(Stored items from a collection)

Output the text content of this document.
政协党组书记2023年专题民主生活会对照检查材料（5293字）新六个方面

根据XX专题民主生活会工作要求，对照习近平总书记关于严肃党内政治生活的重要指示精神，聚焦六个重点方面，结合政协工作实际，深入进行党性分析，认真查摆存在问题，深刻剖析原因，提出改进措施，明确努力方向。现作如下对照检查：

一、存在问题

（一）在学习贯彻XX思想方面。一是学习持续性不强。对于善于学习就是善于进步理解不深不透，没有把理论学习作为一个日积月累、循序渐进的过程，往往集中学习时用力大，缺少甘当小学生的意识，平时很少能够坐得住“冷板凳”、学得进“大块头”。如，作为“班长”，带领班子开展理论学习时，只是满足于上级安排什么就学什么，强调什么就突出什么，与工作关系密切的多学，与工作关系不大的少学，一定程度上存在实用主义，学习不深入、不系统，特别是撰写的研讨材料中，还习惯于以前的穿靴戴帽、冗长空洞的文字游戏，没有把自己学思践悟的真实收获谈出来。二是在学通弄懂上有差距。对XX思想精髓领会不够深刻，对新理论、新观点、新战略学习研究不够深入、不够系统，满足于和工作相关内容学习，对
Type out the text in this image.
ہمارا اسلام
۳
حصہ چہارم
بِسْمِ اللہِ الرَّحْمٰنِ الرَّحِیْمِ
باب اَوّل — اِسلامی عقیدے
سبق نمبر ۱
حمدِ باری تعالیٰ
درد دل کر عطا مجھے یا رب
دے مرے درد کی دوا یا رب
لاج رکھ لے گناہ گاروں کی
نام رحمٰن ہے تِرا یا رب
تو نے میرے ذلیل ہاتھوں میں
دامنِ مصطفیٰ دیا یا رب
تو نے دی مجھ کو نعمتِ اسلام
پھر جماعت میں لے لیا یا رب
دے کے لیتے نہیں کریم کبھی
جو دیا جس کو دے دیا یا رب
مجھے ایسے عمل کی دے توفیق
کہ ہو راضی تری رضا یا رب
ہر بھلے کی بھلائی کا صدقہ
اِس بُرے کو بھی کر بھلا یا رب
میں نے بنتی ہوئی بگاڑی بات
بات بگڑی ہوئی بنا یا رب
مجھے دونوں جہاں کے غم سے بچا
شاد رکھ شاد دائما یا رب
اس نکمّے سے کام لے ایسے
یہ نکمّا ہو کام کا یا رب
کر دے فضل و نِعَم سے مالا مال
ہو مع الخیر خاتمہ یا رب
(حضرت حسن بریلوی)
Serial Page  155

## DIRECTIONS
Which lines run from the one containing "Type out the text in this image." to the end of the entries above? Quote exactly those, and only those.

## SOLUTION BELOW
Type out the text in this image.
ہمارا اسلام
۳
حصہ چہارم
بِسْمِ اللہِ الرَّحْمٰنِ الرَّحِیْمِ
باب اَوّل — اِسلامی عقیدے
سبق نمبر ۱
حمدِ باری تعالیٰ
درد دل کر عطا مجھے یا رب
دے مرے درد کی دوا یا رب
لاج رکھ لے گناہ گاروں کی
نام رحمٰن ہے تِرا یا رب
تو نے میرے ذلیل ہاتھوں میں
دامنِ مصطفیٰ دیا یا رب
تو نے دی مجھ کو نعمتِ اسلام
پھر جماعت میں لے لیا یا رب
دے کے لیتے نہیں کریم کبھی
جو دیا جس کو دے دیا یا رب
مجھے ایسے عمل کی دے توفیق
کہ ہو راضی تری رضا یا رب
ہر بھلے کی بھلائی کا صدقہ
اِس بُرے کو بھی کر بھلا یا رب
میں نے بنتی ہوئی بگاڑی بات
بات بگڑی ہوئی بنا یا رب
مجھے دونوں جہاں کے غم سے بچا
شاد رکھ شاد دائما یا رب
اس نکمّے سے کام لے ایسے
یہ نکمّا ہو کام کا یا رب
کر دے فضل و نِعَم سے مالا مال
ہو مع الخیر خاتمہ یا رب
(حضرت حسن بریلوی)
Serial Page  155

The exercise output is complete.